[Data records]
--- Start ---
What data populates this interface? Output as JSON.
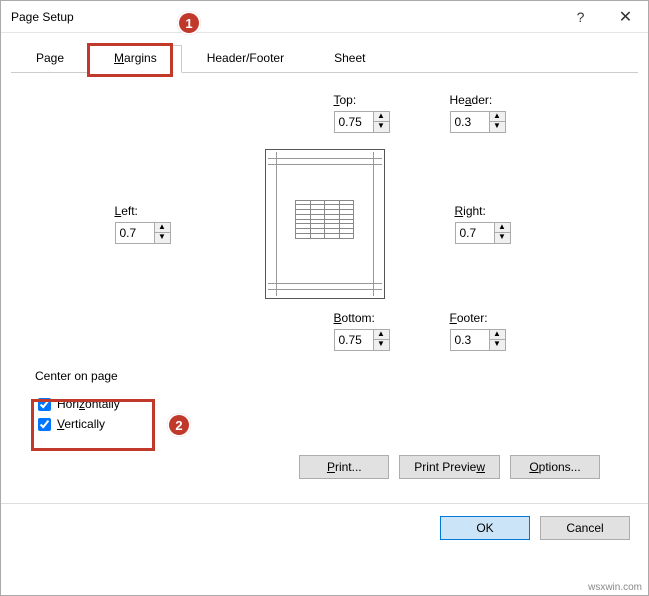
{
  "window": {
    "title": "Page Setup"
  },
  "tabs": {
    "page": "Page",
    "margins": "Margins",
    "headerfooter": "Header/Footer",
    "sheet": "Sheet"
  },
  "margins": {
    "top_label": "Top:",
    "top_value": "0.75",
    "header_label": "Header:",
    "header_value": "0.3",
    "left_label": "Left:",
    "left_value": "0.7",
    "right_label": "Right:",
    "right_value": "0.7",
    "bottom_label": "Bottom:",
    "bottom_value": "0.75",
    "footer_label": "Footer:",
    "footer_value": "0.3"
  },
  "center": {
    "section": "Center on page",
    "horizontally": "Horizontally",
    "vertically": "Vertically"
  },
  "buttons": {
    "print": "Print...",
    "preview": "Print Preview",
    "options": "Options...",
    "ok": "OK",
    "cancel": "Cancel"
  },
  "callouts": {
    "one": "1",
    "two": "2"
  },
  "watermark": "wsxwin.com"
}
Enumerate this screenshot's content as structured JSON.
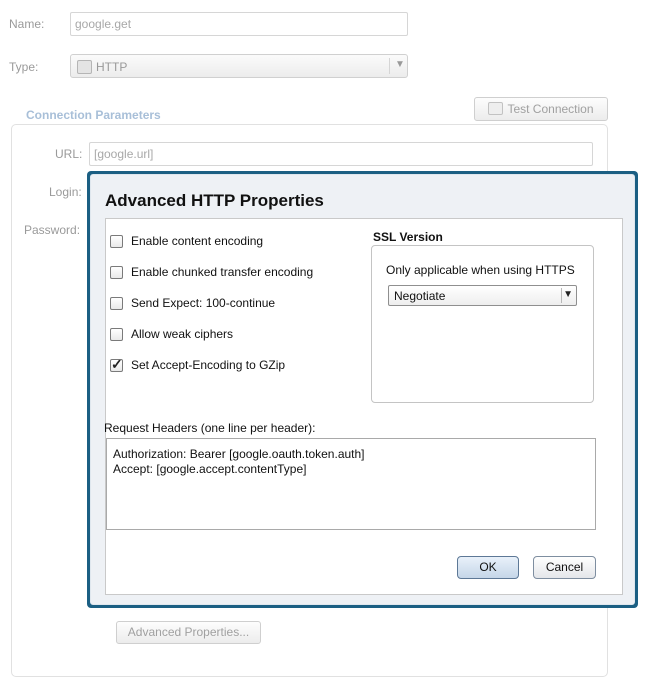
{
  "form": {
    "name_label": "Name:",
    "name_value": "google.get",
    "type_label": "Type:",
    "type_value": "HTTP",
    "connection_section": "Connection Parameters",
    "test_connection": "Test Connection",
    "url_label": "URL:",
    "url_value": "[google.url]",
    "login_label": "Login:",
    "password_label": "Password:",
    "advanced_properties_button": "Advanced Properties..."
  },
  "dialog": {
    "title": "Advanced HTTP Properties",
    "options": [
      {
        "label": "Enable content encoding",
        "checked": false
      },
      {
        "label": "Enable chunked transfer encoding",
        "checked": false
      },
      {
        "label": "Send Expect: 100-continue",
        "checked": false
      },
      {
        "label": "Allow weak ciphers",
        "checked": false
      },
      {
        "label": "Set Accept-Encoding to GZip",
        "checked": true
      }
    ],
    "ssl": {
      "title": "SSL Version",
      "note": "Only applicable when using HTTPS",
      "selected": "Negotiate"
    },
    "headers_label": "Request Headers (one line per header):",
    "headers_lines": [
      "Authorization: Bearer [google.oauth.token.auth]",
      "Accept: [google.accept.contentType]"
    ],
    "ok": "OK",
    "cancel": "Cancel"
  }
}
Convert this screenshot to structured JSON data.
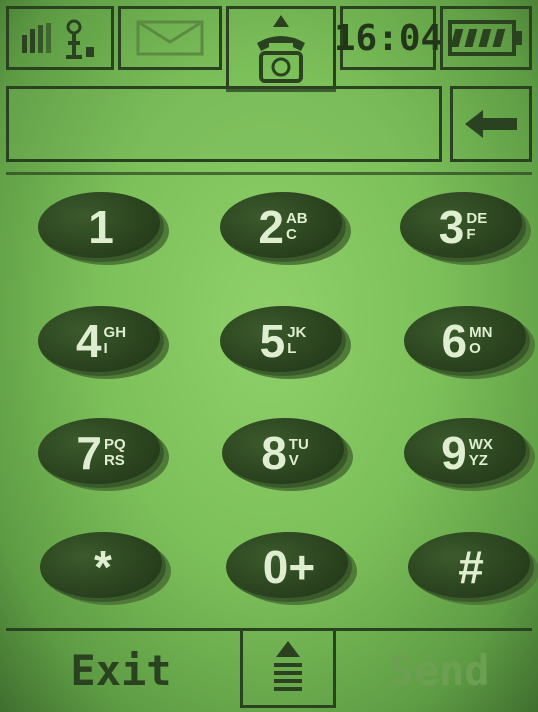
--- End ---
■ WHAT THE TASK ASKS ■
Retype each line of the listing above word for word. Exclude the pictures.

■ ANSWER TO THIS EXERCISE ■
What data populates this interface? Output as JSON.
{
  "window": {
    "title": "Page Setup"
  },
  "tabs": {
    "page": "Page",
    "margins": "Margins",
    "headerfooter": "Header/Footer",
    "sheet": "Sheet"
  },
  "margins": {
    "top_label": "Top:",
    "top_value": "0.75",
    "header_label": "Header:",
    "header_value": "0.3",
    "left_label": "Left:",
    "left_value": "0.7",
    "right_label": "Right:",
    "right_value": "0.7",
    "bottom_label": "Bottom:",
    "bottom_value": "0.75",
    "footer_label": "Footer:",
    "footer_value": "0.3"
  },
  "center": {
    "section": "Center on page",
    "horizontally": "Horizontally",
    "vertically": "Vertically"
  },
  "buttons": {
    "print": "Print...",
    "preview": "Print Preview",
    "options": "Options...",
    "ok": "OK",
    "cancel": "Cancel"
  },
  "callouts": {
    "one": "1",
    "two": "2"
  },
  "watermark": "wsxwin.com"
}
Enumerate this screenshot's content as structured JSON.
{
  "form": {
    "name_label": "Name:",
    "name_value": "google.get",
    "type_label": "Type:",
    "type_value": "HTTP",
    "connection_section": "Connection Parameters",
    "test_connection": "Test Connection",
    "url_label": "URL:",
    "url_value": "[google.url]",
    "login_label": "Login:",
    "password_label": "Password:",
    "advanced_properties_button": "Advanced Properties..."
  },
  "dialog": {
    "title": "Advanced HTTP Properties",
    "options": [
      {
        "label": "Enable content encoding",
        "checked": false
      },
      {
        "label": "Enable chunked transfer encoding",
        "checked": false
      },
      {
        "label": "Send Expect: 100-continue",
        "checked": false
      },
      {
        "label": "Allow weak ciphers",
        "checked": false
      },
      {
        "label": "Set Accept-Encoding to GZip",
        "checked": true
      }
    ],
    "ssl": {
      "title": "SSL Version",
      "note": "Only applicable when using HTTPS",
      "selected": "Negotiate"
    },
    "headers_label": "Request Headers (one line per header):",
    "headers_lines": [
      "Authorization: Bearer [google.oauth.token.auth]",
      "Accept: [google.accept.contentType]"
    ],
    "ok": "OK",
    "cancel": "Cancel"
  }
}
Convert this screenshot to structured JSON data.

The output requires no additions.